↓
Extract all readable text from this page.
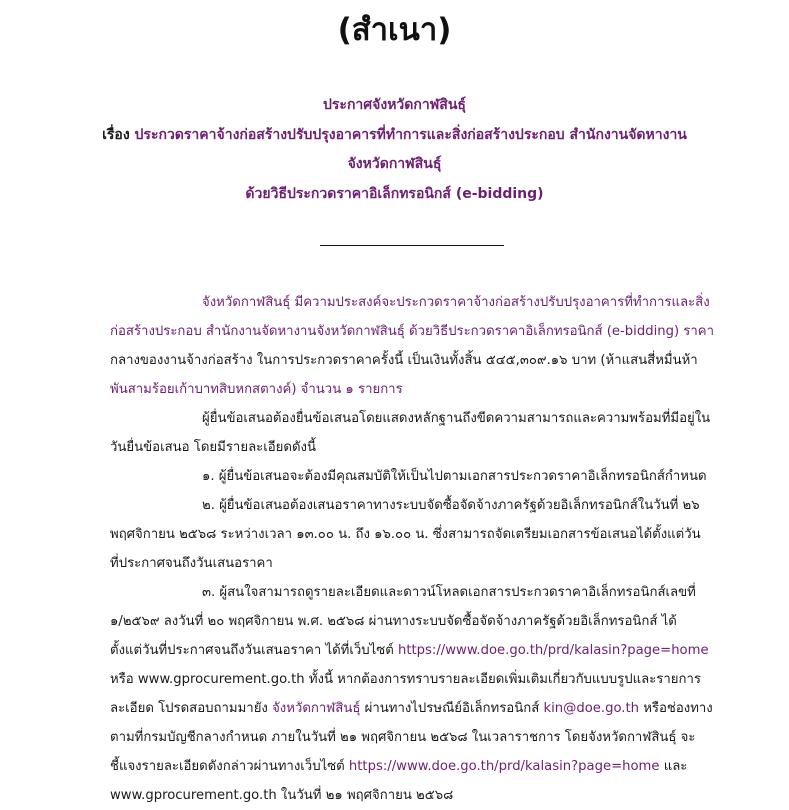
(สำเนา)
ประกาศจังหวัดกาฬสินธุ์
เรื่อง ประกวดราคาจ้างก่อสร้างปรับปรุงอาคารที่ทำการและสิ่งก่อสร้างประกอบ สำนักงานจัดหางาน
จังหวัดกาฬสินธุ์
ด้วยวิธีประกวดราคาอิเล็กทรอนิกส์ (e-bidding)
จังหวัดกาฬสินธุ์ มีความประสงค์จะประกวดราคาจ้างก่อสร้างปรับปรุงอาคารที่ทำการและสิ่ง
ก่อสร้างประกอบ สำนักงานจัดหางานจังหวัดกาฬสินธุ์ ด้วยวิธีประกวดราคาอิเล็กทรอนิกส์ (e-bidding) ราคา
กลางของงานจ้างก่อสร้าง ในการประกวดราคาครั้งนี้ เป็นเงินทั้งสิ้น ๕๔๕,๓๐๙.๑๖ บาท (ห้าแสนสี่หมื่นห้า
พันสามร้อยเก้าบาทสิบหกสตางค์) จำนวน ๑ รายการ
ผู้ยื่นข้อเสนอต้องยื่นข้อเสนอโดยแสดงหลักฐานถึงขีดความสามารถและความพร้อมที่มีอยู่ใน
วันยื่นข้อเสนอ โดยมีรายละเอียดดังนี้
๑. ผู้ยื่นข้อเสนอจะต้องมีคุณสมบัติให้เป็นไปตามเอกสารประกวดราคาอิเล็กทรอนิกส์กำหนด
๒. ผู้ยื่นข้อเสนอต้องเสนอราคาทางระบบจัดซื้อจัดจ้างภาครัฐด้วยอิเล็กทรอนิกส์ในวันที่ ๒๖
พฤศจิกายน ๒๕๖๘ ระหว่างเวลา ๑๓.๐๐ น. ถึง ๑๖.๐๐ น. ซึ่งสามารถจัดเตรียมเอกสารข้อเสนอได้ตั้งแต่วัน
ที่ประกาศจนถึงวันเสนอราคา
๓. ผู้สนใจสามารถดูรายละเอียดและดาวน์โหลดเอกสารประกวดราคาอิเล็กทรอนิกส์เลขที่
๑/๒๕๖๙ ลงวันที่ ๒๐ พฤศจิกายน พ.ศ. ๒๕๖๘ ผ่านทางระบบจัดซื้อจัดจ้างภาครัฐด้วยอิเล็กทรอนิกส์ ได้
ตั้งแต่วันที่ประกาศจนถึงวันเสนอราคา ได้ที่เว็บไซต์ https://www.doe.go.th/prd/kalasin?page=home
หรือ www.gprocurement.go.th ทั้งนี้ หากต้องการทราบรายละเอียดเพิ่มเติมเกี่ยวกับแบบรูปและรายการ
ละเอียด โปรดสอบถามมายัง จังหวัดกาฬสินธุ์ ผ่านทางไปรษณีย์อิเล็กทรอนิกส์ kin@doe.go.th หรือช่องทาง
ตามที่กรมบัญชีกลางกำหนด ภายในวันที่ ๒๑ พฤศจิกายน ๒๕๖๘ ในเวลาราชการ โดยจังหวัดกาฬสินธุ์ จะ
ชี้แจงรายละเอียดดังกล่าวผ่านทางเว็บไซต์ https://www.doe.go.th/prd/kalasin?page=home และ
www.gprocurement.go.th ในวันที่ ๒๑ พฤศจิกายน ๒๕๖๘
↑
↓
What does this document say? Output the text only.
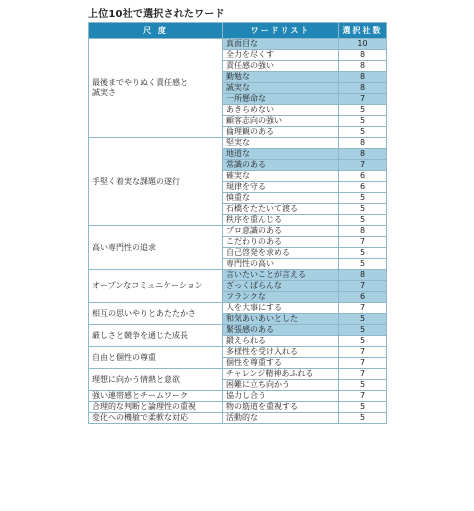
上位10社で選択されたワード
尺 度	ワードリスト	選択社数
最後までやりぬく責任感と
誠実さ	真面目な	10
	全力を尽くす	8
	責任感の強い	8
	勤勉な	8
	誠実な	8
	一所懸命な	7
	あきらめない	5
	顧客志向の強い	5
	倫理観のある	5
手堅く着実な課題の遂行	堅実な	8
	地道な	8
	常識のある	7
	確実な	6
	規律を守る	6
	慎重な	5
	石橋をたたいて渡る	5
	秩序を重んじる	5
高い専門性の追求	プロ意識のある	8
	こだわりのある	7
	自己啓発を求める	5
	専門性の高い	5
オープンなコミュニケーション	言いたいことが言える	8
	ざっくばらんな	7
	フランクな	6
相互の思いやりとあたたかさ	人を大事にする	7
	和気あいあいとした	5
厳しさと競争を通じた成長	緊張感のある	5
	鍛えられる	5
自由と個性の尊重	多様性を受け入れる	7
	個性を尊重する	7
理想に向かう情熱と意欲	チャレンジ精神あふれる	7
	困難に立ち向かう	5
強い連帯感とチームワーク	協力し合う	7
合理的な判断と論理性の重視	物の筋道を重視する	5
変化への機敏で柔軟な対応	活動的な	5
↑
### What to work on
Among the lines of the data, identify those with the word "kalasin". Copy each of them.

### Written reply
ตั้งแต่วันที่ประกาศจนถึงวันเสนอราคา ได้ที่เว็บไซต์ https://www.doe.go.th/prd/kalasin?page=home
ชี้แจงรายละเอียดดังกล่าวผ่านทางเว็บไซต์ https://www.doe.go.th/prd/kalasin?page=home และ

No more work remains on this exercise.